[EXERCISE INSTRUCTIONS]: Count the lines in the entries below that include the word "name". Give nothing but the number.

[INFORMATION SUPPLIED]:

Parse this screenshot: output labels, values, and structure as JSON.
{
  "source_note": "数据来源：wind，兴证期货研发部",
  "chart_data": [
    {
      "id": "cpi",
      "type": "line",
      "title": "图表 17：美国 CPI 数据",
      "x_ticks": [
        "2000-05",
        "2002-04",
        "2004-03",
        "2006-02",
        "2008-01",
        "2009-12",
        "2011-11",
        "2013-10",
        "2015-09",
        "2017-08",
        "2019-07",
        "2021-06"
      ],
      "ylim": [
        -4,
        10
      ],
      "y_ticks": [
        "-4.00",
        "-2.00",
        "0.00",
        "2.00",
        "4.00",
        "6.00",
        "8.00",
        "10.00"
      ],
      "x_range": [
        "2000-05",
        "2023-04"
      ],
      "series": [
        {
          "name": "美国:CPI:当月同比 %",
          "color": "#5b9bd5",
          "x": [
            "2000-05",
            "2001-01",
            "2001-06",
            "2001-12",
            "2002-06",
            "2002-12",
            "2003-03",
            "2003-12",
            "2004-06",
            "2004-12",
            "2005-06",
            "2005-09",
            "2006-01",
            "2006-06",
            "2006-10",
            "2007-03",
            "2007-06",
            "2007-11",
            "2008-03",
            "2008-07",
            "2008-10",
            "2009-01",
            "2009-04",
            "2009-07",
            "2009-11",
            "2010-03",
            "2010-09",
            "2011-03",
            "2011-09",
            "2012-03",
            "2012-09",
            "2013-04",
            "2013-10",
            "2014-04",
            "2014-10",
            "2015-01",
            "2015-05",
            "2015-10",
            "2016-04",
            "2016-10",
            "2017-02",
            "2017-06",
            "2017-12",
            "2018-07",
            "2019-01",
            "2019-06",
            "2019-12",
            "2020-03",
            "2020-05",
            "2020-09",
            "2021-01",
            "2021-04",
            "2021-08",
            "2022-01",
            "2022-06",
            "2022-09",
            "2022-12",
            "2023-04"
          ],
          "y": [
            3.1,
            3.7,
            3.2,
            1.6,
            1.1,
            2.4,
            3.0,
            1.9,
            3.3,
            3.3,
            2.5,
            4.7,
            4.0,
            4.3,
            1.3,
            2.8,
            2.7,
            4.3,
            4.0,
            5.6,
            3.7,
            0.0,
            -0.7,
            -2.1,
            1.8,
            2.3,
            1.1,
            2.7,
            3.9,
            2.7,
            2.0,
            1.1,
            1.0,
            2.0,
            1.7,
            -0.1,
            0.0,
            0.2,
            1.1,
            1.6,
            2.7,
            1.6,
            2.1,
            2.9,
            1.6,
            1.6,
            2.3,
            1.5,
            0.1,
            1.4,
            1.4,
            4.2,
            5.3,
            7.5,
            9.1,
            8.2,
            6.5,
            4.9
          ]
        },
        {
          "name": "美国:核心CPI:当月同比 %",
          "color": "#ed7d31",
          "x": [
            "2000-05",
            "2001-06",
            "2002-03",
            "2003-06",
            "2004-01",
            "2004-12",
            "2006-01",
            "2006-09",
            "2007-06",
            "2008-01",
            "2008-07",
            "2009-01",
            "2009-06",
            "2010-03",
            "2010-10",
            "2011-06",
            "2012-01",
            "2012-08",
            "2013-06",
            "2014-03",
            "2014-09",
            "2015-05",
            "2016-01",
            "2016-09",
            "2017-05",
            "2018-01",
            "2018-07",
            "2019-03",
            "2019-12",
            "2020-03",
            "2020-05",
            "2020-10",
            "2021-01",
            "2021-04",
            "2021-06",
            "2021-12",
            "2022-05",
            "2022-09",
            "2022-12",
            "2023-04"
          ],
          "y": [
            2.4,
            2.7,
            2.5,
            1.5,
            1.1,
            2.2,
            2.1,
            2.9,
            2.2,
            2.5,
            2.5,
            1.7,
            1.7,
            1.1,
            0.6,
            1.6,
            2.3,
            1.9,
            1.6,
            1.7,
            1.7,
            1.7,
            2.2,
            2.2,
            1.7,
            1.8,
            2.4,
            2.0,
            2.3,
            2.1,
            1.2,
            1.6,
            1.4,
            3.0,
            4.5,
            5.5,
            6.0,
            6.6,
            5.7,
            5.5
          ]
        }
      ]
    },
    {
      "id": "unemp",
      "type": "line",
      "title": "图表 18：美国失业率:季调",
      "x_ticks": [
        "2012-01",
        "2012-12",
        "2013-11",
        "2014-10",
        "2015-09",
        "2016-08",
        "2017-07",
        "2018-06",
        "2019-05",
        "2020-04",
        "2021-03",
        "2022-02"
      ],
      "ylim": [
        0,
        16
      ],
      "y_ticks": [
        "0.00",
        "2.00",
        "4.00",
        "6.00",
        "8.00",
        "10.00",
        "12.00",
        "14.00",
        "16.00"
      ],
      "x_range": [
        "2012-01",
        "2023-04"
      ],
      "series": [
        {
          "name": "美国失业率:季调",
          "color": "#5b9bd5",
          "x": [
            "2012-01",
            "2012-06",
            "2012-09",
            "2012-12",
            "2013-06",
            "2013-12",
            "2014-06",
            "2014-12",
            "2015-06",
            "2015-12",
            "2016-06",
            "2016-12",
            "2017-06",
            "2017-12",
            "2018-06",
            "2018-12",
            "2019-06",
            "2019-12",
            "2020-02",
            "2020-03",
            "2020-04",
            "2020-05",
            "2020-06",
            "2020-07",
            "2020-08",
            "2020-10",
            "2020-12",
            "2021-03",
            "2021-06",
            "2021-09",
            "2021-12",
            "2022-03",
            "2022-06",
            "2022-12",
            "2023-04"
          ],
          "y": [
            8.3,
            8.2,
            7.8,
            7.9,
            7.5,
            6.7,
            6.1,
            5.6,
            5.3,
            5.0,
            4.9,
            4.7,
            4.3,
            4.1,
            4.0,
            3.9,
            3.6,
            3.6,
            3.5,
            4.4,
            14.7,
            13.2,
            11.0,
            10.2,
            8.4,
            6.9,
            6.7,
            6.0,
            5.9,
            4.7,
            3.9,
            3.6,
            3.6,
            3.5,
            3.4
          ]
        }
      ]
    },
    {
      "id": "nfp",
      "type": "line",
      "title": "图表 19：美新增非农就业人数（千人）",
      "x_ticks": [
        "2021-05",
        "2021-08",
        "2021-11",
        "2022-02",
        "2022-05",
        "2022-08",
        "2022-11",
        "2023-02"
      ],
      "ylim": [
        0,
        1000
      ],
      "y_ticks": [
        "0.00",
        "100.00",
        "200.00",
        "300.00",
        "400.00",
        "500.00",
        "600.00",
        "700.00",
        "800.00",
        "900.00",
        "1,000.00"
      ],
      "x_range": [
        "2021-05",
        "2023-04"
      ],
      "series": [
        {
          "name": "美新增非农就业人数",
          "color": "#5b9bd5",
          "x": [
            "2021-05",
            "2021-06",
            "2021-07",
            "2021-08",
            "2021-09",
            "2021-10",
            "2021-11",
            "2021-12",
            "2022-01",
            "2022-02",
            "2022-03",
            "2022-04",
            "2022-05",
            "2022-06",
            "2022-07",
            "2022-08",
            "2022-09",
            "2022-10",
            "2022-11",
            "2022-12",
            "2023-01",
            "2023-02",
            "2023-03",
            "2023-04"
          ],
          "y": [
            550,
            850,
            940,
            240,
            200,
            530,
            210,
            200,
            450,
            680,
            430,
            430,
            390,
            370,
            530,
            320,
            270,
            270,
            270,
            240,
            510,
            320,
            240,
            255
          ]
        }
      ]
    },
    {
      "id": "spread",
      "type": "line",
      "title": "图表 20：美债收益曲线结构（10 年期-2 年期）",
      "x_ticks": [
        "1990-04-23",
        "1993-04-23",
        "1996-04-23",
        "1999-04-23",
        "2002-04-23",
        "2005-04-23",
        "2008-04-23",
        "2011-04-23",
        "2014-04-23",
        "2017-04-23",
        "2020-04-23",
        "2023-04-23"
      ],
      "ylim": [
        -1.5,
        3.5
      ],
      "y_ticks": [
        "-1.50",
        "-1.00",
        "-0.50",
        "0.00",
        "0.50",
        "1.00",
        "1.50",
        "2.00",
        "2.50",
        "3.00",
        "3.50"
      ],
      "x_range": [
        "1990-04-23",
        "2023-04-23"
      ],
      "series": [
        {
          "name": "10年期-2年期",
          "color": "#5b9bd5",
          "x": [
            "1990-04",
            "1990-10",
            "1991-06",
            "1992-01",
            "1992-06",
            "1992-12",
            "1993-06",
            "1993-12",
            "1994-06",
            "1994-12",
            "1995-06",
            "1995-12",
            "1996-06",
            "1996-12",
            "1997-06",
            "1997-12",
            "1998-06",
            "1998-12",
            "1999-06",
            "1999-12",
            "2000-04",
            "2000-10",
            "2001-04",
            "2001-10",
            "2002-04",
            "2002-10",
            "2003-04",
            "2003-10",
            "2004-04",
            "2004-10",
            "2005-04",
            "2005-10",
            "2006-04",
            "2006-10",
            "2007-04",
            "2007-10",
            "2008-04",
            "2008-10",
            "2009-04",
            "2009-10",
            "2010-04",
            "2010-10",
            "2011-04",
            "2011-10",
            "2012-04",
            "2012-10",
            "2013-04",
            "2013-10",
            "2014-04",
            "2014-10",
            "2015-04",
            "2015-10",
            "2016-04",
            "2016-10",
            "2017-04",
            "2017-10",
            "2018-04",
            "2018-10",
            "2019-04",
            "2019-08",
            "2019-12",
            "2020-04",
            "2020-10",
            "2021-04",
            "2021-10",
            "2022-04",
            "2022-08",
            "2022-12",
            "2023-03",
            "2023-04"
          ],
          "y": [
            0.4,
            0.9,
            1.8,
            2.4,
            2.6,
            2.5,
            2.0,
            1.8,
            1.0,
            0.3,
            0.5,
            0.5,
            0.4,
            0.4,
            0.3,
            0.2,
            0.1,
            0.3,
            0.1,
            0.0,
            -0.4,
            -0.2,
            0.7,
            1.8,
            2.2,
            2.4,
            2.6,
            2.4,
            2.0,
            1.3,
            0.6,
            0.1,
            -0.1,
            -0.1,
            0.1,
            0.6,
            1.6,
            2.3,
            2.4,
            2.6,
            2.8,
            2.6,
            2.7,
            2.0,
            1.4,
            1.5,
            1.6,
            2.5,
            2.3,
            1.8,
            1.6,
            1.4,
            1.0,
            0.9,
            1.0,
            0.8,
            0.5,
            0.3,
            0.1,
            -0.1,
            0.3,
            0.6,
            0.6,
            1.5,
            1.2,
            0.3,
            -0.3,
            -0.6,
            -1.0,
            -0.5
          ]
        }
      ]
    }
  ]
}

[TASK RESPONSE]: 5